--- WHAT IS ASKED ---
Isolate every line in the data with the string "into" and copy it.

§ §

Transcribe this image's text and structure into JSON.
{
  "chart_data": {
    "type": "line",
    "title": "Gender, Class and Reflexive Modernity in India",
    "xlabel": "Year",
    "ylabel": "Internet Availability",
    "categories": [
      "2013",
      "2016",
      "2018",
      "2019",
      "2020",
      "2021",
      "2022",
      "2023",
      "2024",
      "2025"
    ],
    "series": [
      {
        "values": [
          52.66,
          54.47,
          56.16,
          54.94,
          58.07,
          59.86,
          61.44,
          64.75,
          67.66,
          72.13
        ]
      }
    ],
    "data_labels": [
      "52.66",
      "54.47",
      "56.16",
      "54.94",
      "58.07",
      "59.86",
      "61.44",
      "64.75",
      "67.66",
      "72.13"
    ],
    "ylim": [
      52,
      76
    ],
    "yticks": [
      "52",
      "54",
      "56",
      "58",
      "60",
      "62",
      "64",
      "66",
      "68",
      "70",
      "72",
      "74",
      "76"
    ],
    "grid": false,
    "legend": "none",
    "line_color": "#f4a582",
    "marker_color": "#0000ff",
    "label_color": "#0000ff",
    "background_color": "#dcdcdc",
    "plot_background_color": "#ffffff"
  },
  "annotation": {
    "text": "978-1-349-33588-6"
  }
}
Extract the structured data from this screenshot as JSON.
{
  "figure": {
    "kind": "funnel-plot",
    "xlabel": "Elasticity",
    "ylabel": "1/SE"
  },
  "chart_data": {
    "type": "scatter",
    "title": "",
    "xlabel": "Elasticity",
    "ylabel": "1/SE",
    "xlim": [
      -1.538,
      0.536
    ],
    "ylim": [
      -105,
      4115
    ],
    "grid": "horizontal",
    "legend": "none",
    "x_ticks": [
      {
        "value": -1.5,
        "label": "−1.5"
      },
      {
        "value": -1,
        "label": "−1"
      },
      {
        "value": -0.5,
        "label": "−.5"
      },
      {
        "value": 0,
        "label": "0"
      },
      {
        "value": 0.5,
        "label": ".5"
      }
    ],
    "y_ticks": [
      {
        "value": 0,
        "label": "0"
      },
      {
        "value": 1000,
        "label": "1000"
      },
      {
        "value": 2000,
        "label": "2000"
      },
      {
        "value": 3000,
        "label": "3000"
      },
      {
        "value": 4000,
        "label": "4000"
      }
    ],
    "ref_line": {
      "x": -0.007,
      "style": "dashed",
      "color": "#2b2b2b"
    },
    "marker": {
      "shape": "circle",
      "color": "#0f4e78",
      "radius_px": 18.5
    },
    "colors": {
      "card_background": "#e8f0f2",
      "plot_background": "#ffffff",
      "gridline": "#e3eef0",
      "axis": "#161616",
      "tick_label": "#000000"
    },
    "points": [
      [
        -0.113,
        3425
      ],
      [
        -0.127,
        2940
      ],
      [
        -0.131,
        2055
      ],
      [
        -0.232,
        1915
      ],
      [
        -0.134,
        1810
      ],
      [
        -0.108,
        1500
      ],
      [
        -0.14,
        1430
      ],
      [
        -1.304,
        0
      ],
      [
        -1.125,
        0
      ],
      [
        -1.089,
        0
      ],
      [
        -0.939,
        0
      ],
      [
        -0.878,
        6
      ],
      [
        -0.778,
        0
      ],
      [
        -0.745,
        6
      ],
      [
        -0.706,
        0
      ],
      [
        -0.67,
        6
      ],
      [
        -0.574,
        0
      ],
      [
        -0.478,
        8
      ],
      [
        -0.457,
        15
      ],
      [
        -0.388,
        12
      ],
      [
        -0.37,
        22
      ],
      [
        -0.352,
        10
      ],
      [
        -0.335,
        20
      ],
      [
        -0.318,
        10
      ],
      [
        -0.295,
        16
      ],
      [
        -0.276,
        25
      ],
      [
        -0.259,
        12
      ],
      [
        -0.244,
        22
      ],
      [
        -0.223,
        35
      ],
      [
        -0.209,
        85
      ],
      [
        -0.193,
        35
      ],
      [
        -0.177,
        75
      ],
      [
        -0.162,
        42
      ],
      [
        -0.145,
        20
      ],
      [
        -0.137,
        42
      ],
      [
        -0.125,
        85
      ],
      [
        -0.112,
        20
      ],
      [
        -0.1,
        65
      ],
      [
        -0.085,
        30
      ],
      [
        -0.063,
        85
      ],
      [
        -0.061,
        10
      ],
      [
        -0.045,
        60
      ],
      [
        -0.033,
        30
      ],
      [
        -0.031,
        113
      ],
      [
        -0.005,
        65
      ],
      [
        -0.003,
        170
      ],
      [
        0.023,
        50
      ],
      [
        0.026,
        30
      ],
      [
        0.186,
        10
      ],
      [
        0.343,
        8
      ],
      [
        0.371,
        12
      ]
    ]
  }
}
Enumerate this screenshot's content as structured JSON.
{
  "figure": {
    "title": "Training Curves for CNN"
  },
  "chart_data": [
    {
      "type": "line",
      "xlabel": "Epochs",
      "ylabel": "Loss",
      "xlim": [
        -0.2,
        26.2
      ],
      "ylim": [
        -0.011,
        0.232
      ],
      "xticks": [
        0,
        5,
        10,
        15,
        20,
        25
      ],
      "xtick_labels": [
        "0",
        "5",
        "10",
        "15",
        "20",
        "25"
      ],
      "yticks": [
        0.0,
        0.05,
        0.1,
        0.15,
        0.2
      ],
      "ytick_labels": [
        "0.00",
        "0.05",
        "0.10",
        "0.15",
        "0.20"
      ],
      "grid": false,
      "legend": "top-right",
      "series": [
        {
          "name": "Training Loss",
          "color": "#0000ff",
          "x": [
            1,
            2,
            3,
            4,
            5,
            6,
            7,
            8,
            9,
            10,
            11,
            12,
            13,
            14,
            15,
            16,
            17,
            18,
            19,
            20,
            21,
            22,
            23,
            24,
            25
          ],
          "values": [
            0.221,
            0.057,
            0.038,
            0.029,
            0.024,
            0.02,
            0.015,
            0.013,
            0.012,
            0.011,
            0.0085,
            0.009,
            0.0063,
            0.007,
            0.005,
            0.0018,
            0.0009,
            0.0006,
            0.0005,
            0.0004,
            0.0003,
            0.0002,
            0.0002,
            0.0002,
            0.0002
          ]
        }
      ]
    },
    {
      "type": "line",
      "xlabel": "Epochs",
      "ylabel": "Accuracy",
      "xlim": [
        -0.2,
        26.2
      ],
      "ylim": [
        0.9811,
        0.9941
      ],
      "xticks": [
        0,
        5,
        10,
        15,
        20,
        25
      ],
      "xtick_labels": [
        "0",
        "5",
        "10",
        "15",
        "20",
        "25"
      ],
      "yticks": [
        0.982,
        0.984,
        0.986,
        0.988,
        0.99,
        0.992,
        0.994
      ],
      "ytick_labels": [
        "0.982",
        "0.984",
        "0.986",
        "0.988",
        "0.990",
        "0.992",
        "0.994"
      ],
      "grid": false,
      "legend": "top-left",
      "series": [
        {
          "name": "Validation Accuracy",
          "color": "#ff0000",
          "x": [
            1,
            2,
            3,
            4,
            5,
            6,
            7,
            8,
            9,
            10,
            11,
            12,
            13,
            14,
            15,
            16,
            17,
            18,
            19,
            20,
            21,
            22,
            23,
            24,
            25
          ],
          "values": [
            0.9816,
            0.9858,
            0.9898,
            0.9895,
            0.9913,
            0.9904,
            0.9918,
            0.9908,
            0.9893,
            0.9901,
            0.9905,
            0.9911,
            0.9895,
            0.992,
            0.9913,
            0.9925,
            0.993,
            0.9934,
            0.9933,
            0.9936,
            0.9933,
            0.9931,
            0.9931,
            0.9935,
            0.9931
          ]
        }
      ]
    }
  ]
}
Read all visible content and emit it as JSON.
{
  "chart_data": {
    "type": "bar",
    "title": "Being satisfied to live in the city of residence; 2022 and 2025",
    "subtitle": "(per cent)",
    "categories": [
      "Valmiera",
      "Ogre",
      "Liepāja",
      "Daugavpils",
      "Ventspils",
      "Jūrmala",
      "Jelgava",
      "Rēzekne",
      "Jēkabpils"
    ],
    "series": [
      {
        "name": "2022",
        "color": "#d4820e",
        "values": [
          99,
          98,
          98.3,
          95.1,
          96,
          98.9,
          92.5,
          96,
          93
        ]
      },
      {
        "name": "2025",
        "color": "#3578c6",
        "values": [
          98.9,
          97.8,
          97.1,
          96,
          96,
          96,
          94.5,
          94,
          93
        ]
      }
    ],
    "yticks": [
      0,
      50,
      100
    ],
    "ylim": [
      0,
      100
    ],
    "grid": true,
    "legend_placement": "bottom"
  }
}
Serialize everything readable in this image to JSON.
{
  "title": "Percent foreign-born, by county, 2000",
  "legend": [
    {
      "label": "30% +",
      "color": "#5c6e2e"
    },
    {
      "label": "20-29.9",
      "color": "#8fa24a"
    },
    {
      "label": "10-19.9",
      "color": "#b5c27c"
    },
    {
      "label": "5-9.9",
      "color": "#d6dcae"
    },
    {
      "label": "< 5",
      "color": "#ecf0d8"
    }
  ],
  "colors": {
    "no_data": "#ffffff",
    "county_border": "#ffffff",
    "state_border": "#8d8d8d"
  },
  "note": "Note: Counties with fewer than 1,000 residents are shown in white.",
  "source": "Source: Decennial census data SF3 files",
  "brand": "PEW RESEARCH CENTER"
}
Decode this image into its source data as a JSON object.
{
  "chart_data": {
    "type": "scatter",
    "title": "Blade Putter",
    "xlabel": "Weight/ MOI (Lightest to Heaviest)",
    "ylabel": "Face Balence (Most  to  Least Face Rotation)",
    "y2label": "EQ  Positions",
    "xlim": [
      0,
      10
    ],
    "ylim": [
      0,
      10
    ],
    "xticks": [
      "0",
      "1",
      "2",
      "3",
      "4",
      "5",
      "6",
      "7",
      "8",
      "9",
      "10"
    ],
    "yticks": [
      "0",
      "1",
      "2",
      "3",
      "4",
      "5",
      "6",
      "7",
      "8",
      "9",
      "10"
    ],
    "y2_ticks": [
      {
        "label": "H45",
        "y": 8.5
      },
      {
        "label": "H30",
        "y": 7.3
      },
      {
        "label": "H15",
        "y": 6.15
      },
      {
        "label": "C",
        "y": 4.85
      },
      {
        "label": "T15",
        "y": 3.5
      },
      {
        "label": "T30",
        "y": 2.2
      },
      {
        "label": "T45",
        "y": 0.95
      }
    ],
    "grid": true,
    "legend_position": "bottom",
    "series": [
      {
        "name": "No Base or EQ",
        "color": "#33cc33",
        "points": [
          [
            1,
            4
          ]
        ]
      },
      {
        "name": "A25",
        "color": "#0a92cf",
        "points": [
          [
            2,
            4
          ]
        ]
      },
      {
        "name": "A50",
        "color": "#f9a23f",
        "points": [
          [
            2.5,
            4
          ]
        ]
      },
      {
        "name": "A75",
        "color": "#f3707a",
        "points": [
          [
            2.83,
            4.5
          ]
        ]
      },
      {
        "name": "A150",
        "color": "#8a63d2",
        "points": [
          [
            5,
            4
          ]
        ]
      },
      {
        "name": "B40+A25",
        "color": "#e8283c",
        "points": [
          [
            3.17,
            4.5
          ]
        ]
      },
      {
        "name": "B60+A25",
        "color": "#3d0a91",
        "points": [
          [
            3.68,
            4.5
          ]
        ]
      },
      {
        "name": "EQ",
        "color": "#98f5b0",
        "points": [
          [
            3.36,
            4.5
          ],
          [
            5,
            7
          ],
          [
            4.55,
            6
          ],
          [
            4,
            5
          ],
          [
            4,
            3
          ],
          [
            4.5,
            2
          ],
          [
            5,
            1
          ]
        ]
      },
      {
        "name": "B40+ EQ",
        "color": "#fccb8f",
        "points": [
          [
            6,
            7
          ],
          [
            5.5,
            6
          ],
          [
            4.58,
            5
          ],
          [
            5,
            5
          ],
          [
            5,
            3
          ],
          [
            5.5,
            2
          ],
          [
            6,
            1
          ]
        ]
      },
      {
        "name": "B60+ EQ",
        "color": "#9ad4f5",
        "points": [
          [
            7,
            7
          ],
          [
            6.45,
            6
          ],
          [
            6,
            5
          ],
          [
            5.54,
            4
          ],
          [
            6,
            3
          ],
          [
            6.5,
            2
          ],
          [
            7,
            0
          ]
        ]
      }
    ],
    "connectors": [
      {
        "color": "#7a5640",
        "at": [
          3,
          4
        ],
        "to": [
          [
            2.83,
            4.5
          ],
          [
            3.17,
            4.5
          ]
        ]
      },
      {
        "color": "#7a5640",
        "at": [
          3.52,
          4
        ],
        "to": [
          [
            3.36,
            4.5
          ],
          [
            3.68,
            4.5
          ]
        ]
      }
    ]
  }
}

§ §

--- RESULT OF THE TASK ---
Transcribe this image's text and structure into JSON.
Decode this image into its source data as a JSON object.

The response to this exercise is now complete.